*Work to complete*
State the number of lines, and only that number, in which the word "lock" appears.

--- Start of Information provided ---

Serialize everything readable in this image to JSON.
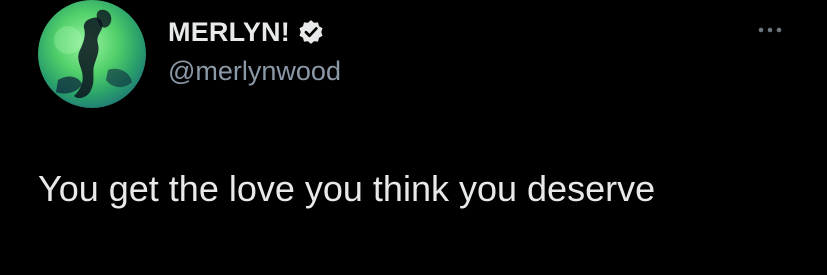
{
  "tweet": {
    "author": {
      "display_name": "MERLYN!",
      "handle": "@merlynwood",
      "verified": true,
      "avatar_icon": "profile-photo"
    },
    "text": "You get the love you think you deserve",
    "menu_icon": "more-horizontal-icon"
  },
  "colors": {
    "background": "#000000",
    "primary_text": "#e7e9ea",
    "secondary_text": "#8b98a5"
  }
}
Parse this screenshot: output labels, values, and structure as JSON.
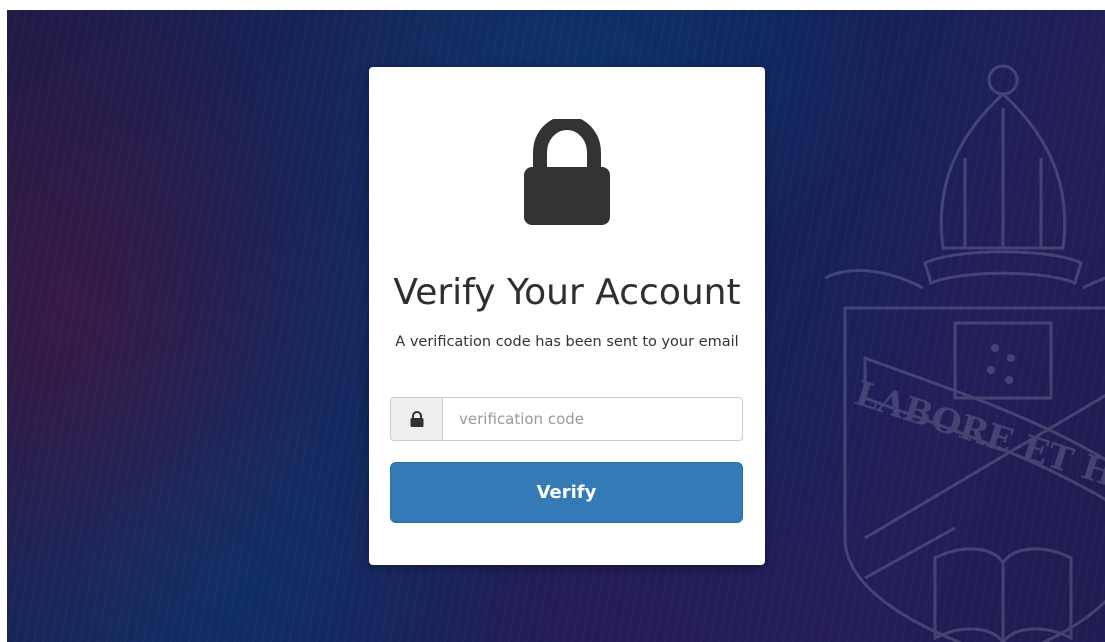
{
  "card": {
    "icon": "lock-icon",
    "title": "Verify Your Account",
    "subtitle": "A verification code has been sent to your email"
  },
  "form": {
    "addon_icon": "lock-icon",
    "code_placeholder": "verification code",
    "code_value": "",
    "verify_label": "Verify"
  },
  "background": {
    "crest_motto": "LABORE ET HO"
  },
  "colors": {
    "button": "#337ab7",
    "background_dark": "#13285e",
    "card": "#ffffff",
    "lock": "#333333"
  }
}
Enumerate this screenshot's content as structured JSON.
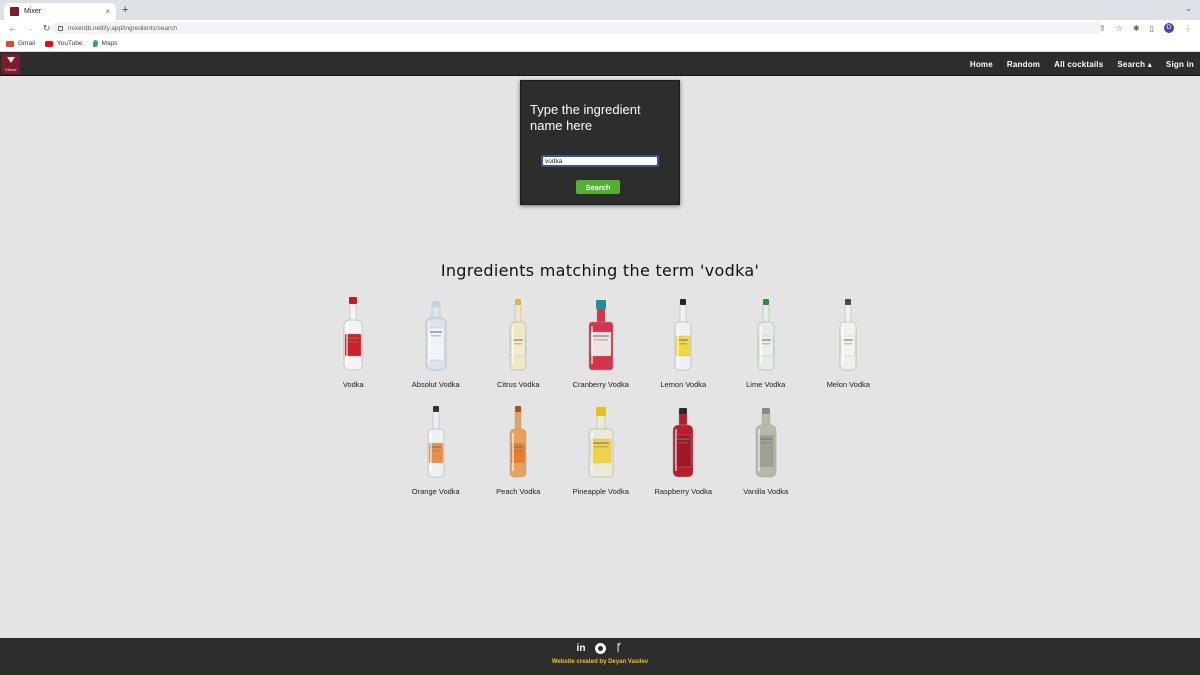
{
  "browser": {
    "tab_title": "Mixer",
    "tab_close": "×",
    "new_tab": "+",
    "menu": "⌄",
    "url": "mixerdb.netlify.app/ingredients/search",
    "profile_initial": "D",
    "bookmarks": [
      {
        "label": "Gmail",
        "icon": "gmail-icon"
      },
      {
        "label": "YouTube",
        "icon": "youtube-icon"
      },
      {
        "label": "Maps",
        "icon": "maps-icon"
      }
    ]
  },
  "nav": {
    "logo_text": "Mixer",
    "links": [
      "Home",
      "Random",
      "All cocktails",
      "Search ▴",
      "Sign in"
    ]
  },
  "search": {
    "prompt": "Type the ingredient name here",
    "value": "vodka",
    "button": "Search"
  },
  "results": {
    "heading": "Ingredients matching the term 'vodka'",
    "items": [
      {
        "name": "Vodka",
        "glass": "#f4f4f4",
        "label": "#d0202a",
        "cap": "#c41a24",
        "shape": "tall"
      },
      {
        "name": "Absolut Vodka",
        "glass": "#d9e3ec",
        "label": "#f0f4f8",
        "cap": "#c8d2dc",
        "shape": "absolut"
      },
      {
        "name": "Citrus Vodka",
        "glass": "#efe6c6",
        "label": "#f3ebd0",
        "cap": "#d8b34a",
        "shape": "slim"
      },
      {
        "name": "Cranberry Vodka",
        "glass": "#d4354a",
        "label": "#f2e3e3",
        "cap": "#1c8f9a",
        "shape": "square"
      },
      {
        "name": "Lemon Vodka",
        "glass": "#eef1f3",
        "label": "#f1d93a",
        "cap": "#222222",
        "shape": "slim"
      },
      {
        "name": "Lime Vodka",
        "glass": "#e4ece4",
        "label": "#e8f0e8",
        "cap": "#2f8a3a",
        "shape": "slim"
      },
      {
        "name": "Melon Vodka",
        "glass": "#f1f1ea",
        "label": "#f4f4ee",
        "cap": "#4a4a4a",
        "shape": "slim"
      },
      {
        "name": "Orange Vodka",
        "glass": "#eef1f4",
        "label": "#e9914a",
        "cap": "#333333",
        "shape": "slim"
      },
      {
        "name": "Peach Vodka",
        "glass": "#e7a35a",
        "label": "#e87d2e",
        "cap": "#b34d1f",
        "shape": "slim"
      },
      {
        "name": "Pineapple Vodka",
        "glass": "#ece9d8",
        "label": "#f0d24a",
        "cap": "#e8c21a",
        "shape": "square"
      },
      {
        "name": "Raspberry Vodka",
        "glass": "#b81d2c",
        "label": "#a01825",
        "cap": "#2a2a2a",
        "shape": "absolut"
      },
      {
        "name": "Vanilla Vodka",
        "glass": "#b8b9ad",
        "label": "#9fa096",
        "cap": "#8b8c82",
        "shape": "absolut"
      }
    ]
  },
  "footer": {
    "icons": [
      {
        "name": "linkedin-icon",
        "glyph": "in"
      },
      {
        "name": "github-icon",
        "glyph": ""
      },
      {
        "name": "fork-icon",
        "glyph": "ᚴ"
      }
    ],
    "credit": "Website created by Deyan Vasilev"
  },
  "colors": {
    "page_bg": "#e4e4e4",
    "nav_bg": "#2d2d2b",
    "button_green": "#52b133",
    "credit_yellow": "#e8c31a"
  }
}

--- End of Information provided ---

*Written answer*
3